[Directive] From the entries provided below, copy each line that contains the word "helps".

[Records for the exercise]
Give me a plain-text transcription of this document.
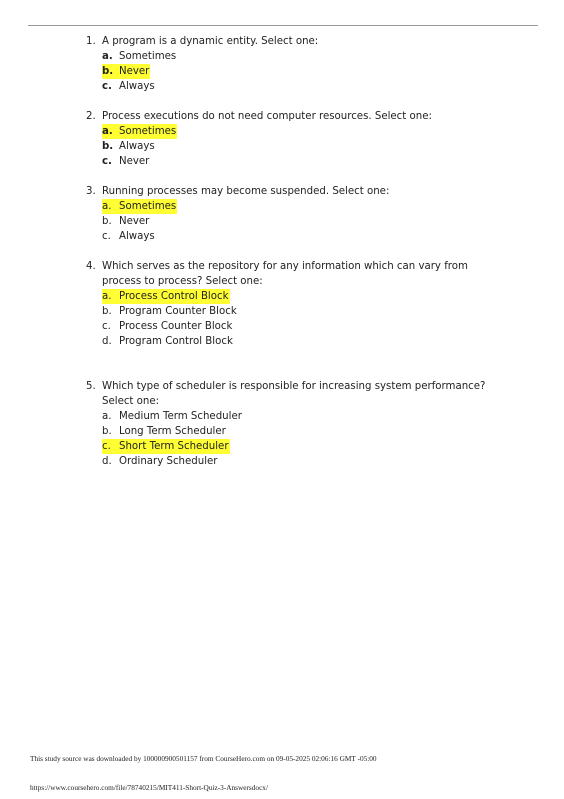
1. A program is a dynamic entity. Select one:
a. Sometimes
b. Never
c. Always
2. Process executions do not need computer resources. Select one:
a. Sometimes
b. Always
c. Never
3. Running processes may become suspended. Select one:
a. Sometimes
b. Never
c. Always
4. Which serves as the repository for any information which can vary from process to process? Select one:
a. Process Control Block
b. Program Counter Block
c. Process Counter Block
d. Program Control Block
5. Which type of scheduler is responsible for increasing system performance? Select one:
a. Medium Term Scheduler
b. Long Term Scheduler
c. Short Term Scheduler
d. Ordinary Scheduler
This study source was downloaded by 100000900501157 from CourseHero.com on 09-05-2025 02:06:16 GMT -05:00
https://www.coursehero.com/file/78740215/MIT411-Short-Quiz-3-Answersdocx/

==

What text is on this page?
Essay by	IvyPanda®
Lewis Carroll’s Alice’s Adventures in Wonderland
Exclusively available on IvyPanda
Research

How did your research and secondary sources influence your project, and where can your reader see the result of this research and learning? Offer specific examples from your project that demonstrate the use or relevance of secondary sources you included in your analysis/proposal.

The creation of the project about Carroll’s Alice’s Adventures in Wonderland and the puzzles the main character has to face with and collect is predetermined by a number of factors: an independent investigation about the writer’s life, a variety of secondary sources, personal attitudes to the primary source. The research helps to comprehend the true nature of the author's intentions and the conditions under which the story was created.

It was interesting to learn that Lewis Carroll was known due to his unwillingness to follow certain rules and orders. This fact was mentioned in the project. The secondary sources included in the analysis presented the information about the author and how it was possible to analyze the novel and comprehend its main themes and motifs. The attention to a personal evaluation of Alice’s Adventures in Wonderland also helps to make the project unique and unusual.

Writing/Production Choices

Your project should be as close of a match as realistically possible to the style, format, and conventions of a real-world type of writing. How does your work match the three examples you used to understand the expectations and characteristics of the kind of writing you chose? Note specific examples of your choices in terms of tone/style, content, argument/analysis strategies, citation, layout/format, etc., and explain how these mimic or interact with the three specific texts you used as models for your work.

[Final result]
The creation of the project about Carroll’s Alice’s Adventures in Wonderland and the puzzles the main character has to face with and collect is predetermined by a number of factors: an independent investigation about the writer’s life, a variety of secondary sources, personal attitudes to the primary source. The research helps to comprehend the true nature of the author's intentions and the conditions under which the story was created.
It was interesting to learn that Lewis Carroll was known due to his unwillingness to follow certain rules and orders. This fact was mentioned in the project. The secondary sources included in the analysis presented the information about the author and how it was possible to analyze the novel and comprehend its main themes and motifs. The attention to a personal evaluation of Alice’s Adventures in Wonderland also helps to make the project unique and unusual.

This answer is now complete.